━━━ Records provided ━━━

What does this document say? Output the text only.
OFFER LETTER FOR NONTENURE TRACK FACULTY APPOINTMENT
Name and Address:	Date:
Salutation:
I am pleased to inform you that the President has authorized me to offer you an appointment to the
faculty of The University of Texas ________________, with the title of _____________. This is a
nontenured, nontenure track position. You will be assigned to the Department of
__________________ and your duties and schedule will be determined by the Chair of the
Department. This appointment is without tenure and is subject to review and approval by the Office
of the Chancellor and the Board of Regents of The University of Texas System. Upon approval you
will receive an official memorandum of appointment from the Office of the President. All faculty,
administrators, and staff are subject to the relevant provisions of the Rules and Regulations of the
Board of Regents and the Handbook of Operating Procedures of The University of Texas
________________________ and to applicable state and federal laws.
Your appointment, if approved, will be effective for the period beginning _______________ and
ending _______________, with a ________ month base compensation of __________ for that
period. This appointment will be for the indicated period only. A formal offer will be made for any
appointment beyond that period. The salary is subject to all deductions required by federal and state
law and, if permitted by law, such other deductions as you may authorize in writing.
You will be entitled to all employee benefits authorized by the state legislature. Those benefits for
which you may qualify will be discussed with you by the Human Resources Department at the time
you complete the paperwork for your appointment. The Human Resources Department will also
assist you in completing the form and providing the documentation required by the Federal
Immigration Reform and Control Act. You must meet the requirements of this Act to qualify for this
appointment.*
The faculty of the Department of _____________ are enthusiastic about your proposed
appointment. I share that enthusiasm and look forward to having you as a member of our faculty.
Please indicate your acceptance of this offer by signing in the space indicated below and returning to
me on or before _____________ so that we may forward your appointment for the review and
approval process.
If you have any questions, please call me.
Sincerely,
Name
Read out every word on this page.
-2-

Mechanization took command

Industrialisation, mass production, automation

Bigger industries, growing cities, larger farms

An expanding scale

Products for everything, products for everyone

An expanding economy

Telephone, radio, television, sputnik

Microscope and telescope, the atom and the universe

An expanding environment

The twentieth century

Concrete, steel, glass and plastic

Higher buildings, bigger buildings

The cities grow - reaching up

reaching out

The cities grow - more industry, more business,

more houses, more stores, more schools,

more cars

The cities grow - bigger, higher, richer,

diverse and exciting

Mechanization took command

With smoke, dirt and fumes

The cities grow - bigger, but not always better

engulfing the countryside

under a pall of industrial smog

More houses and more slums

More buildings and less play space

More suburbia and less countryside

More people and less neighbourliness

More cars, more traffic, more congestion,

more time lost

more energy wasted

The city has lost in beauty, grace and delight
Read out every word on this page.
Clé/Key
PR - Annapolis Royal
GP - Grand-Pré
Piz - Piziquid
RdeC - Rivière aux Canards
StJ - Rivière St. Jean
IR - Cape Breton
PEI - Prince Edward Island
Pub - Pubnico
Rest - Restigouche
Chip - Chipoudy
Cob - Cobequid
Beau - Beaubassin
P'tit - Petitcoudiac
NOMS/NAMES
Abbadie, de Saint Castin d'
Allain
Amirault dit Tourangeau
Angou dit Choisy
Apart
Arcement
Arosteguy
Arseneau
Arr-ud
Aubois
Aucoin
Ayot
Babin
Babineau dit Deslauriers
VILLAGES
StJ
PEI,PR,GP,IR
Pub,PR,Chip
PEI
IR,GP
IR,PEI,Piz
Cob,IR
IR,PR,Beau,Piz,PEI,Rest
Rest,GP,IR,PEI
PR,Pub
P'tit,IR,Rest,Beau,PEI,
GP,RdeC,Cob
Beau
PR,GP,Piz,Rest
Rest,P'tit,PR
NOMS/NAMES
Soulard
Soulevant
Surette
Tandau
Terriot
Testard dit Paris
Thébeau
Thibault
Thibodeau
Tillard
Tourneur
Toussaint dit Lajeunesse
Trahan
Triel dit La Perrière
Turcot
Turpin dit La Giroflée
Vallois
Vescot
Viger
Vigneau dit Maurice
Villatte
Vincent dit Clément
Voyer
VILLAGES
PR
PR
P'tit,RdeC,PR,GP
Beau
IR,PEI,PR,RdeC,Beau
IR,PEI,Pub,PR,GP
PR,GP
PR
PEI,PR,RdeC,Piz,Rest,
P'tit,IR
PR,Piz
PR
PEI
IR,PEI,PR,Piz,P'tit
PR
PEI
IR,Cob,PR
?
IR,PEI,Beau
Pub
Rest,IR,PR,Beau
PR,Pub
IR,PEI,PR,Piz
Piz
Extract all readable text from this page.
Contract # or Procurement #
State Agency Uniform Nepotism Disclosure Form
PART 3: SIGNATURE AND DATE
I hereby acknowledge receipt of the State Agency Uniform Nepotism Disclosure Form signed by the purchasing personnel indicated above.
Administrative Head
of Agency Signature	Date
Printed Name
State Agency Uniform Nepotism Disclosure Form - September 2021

━━━

Exercise brief>
Copy each entry exactly, with nothing added or dropped.

Complete answer>
What does this document say? Output the text only.
OFFER LETTER FOR NONTENURE TRACK FACULTY APPOINTMENT
Name and Address:	Date:
Salutation:
I am pleased to inform you that the President has authorized me to offer you an appointment to the
faculty of The University of Texas ________________, with the title of _____________. This is a
nontenured, nontenure track position. You will be assigned to the Department of
__________________ and your duties and schedule will be determined by the Chair of the
Department. This appointment is without tenure and is subject to review and approval by the Office
of the Chancellor and the Board of Regents of The University of Texas System. Upon approval you
will receive an official memorandum of appointment from the Office of the President. All faculty,
administrators, and staff are subject to the relevant provisions of the Rules and Regulations of the
Board of Regents and the Handbook of Operating Procedures of The University of Texas
________________________ and to applicable state and federal laws.
Your appointment, if approved, will be effective for the period beginning _______________ and
ending _______________, with a ________ month base compensation of __________ for that
period. This appointment will be for the indicated period only. A formal offer will be made for any
appointment beyond that period. The salary is subject to all deductions required by federal and state
law and, if permitted by law, such other deductions as you may authorize in writing.
You will be entitled to all employee benefits authorized by the state legislature. Those benefits for
which you may qualify will be discussed with you by the Human Resources Department at the time
you complete the paperwork for your appointment. The Human Resources Department will also
assist you in completing the form and providing the documentation required by the Federal
Immigration Reform and Control Act. You must meet the requirements of this Act to qualify for this
appointment.*
The faculty of the Department of _____________ are enthusiastic about your proposed
appointment. I share that enthusiasm and look forward to having you as a member of our faculty.
Please indicate your acceptance of this offer by signing in the space indicated below and returning to
me on or before _____________ so that we may forward your appointment for the review and
approval process.
If you have any questions, please call me.
Sincerely,
Name
Read out every word on this page.
-2-

Mechanization took command

Industrialisation, mass production, automation

Bigger industries, growing cities, larger farms

An expanding scale

Products for everything, products for everyone

An expanding economy

Telephone, radio, television, sputnik

Microscope and telescope, the atom and the universe

An expanding environment

The twentieth century

Concrete, steel, glass and plastic

Higher buildings, bigger buildings

The cities grow - reaching up

reaching out

The cities grow - more industry, more business,

more houses, more stores, more schools,

more cars

The cities grow - bigger, higher, richer,

diverse and exciting

Mechanization took command

With smoke, dirt and fumes

The cities grow - bigger, but not always better

engulfing the countryside

under a pall of industrial smog

More houses and more slums

More buildings and less play space

More suburbia and less countryside

More people and less neighbourliness

More cars, more traffic, more congestion,

more time lost

more energy wasted

The city has lost in beauty, grace and delight
Read out every word on this page.
Clé/Key
PR - Annapolis Royal
GP - Grand-Pré
Piz - Piziquid
RdeC - Rivière aux Canards
StJ - Rivière St. Jean
IR - Cape Breton
PEI - Prince Edward Island
Pub - Pubnico
Rest - Restigouche
Chip - Chipoudy
Cob - Cobequid
Beau - Beaubassin
P'tit - Petitcoudiac
NOMS/NAMES
Abbadie, de Saint Castin d'
Allain
Amirault dit Tourangeau
Angou dit Choisy
Apart
Arcement
Arosteguy
Arseneau
Arr-ud
Aubois
Aucoin
Ayot
Babin
Babineau dit Deslauriers
VILLAGES
StJ
PEI,PR,GP,IR
Pub,PR,Chip
PEI
IR,GP
IR,PEI,Piz
Cob,IR
IR,PR,Beau,Piz,PEI,Rest
Rest,GP,IR,PEI
PR,Pub
P'tit,IR,Rest,Beau,PEI,
GP,RdeC,Cob
Beau
PR,GP,Piz,Rest
Rest,P'tit,PR
NOMS/NAMES
Soulard
Soulevant
Surette
Tandau
Terriot
Testard dit Paris
Thébeau
Thibault
Thibodeau
Tillard
Tourneur
Toussaint dit Lajeunesse
Trahan
Triel dit La Perrière
Turcot
Turpin dit La Giroflée
Vallois
Vescot
Viger
Vigneau dit Maurice
Villatte
Vincent dit Clément
Voyer
VILLAGES
PR
PR
P'tit,RdeC,PR,GP
Beau
IR,PEI,PR,RdeC,Beau
IR,PEI,Pub,PR,GP
PR,GP
PR
PEI,PR,RdeC,Piz,Rest,
P'tit,IR
PR,Piz
PR
PEI
IR,PEI,PR,Piz,P'tit
PR
PEI
IR,Cob,PR
?
IR,PEI,Beau
Pub
Rest,IR,PR,Beau
PR,Pub
IR,PEI,PR,Piz
Piz
Extract all readable text from this page.
Contract # or Procurement #
State Agency Uniform Nepotism Disclosure Form
PART 3: SIGNATURE AND DATE
I hereby acknowledge receipt of the State Agency Uniform Nepotism Disclosure Form signed by the purchasing personnel indicated above.
Administrative Head
of Agency Signature	Date
Printed Name
State Agency Uniform Nepotism Disclosure Form - September 2021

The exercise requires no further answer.